**ENTRIES:**
——————

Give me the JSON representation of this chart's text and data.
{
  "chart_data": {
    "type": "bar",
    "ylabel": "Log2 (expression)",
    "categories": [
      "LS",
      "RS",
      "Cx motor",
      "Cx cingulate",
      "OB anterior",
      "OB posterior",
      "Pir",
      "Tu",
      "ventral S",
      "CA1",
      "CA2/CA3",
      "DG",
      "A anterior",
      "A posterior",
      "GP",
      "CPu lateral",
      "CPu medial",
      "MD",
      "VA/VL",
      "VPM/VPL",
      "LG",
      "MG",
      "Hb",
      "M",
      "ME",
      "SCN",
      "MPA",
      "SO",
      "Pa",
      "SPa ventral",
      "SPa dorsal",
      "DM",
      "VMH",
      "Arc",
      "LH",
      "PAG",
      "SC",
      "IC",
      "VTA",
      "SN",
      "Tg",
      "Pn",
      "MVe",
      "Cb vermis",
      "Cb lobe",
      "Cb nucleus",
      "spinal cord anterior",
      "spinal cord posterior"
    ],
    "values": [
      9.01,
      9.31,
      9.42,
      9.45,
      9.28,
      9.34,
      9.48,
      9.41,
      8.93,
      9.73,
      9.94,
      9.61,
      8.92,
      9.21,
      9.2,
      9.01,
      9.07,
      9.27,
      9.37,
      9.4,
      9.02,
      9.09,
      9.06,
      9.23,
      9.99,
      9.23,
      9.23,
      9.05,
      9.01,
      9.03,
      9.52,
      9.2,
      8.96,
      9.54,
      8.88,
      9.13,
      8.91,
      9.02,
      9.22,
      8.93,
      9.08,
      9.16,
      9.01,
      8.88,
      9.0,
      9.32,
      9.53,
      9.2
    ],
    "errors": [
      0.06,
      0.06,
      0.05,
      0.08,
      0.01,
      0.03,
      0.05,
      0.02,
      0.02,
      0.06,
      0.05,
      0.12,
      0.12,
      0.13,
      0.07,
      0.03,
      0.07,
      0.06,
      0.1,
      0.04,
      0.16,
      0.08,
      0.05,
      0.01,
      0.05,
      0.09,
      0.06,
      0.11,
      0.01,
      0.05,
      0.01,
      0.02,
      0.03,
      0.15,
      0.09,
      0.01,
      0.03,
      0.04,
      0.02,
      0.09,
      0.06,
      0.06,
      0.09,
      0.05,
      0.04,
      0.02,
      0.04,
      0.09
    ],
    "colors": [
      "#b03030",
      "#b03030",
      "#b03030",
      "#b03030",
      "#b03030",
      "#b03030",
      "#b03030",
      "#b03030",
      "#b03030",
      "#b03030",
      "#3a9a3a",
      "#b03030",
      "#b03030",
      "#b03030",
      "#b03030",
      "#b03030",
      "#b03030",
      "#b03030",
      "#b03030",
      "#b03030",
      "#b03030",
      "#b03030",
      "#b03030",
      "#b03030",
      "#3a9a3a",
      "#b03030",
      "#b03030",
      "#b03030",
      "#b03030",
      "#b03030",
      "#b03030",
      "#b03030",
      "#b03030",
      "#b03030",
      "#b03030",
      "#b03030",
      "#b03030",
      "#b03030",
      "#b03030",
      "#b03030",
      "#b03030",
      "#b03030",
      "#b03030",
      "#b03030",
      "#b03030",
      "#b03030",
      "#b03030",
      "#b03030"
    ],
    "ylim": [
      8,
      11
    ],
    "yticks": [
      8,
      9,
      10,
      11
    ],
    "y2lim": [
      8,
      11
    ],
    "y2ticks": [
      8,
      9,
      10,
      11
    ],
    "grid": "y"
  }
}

——————

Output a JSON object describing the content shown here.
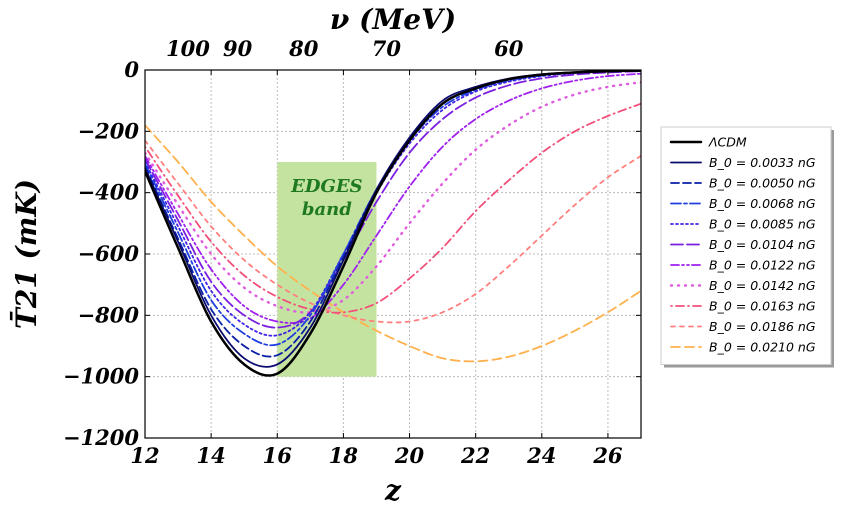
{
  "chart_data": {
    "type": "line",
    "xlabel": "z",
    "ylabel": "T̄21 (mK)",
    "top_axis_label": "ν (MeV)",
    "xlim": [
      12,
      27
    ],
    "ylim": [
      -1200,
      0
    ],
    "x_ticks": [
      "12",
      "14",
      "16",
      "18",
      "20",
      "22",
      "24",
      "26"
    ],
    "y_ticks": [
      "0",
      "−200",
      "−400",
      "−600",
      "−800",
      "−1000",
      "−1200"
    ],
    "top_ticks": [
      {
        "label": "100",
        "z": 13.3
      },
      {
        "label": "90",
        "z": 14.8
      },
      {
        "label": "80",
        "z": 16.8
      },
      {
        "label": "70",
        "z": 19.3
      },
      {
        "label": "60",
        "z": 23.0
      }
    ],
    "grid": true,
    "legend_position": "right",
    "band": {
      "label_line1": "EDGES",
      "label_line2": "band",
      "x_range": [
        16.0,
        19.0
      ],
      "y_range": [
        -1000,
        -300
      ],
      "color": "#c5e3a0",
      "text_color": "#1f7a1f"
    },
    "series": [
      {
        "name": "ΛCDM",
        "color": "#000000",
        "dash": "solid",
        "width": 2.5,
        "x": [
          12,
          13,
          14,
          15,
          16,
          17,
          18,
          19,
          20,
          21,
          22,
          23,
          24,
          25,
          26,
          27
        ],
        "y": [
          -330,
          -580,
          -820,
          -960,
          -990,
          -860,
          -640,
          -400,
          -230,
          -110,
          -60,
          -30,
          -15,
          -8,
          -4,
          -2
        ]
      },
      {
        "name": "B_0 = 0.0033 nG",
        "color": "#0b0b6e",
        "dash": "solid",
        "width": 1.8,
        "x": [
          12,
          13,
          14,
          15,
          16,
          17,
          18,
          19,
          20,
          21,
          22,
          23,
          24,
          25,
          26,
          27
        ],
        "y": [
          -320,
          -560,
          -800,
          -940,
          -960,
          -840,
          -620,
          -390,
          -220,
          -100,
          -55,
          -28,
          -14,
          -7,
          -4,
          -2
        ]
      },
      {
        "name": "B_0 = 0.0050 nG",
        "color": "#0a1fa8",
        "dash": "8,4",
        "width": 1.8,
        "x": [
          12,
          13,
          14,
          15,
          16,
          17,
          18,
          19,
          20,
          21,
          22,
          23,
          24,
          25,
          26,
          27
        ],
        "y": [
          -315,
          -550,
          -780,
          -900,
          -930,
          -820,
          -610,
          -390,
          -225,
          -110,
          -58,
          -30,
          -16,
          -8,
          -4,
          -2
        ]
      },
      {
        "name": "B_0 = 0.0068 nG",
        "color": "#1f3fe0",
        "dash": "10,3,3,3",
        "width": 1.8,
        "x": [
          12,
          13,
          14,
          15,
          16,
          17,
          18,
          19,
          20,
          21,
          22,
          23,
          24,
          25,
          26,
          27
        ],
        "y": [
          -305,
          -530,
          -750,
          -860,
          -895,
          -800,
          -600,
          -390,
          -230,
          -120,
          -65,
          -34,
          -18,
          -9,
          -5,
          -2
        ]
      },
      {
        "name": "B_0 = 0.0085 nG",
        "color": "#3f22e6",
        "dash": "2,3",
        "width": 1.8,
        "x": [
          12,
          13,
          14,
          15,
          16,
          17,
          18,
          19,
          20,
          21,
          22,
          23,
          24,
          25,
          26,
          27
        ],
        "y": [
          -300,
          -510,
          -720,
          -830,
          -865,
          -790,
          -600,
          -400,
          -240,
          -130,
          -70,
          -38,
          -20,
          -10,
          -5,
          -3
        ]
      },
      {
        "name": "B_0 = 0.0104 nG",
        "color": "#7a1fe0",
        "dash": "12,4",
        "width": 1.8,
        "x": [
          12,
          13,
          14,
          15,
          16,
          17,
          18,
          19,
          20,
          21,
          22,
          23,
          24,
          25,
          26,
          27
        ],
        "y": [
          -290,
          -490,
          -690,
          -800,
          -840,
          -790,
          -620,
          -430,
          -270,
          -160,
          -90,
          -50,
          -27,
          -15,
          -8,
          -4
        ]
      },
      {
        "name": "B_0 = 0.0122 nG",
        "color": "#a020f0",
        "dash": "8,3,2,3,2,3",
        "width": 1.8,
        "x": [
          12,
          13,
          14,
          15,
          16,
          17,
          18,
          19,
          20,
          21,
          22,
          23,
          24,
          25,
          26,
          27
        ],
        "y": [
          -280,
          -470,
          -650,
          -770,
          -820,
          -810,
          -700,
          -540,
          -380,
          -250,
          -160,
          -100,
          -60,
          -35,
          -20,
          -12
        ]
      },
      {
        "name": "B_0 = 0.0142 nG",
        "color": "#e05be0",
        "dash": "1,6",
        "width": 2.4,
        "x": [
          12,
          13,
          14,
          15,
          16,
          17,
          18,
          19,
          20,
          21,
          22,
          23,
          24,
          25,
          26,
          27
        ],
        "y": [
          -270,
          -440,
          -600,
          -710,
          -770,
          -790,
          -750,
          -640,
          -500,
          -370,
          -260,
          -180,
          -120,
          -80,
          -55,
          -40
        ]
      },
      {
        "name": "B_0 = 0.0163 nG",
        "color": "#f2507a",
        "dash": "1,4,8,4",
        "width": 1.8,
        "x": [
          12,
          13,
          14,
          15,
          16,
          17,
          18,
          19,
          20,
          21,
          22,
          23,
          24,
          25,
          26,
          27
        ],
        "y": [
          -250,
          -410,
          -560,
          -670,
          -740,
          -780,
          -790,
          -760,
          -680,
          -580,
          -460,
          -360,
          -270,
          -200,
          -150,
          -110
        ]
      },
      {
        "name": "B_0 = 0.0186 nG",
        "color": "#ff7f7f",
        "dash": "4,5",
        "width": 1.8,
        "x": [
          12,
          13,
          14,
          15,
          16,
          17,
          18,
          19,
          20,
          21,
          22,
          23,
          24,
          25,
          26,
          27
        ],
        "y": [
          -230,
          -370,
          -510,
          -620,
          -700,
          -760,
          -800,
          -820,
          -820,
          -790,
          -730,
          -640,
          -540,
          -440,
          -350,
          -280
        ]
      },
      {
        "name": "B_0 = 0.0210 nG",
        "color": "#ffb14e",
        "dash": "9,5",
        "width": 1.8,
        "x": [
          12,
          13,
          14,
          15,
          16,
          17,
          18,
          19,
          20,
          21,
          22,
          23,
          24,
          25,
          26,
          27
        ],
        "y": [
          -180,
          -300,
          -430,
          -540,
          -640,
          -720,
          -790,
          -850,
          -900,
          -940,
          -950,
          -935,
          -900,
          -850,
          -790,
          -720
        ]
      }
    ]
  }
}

——————

**WHAT IS BEING ASKED:**
Identify each line of the material where the word "posterior" shows up, and copy it.

**FULL ANSWER:**
      "OB posterior",
      "A posterior",
      "spinal cord posterior"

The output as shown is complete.